**Material**
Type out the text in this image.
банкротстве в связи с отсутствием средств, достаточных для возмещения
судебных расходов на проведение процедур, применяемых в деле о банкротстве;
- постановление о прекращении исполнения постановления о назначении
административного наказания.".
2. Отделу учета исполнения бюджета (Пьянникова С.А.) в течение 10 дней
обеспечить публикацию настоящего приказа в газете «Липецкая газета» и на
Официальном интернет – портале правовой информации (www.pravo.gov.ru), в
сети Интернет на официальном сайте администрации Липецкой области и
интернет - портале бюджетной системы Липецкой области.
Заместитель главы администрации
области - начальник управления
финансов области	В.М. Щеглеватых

**Your task**
Read the entries and select each line where the word "банкротстве" is found.

**Exercise response**
банкротстве в связи с отсутствием средств, достаточных для возмещения
судебных расходов на проведение процедур, применяемых в деле о банкротстве;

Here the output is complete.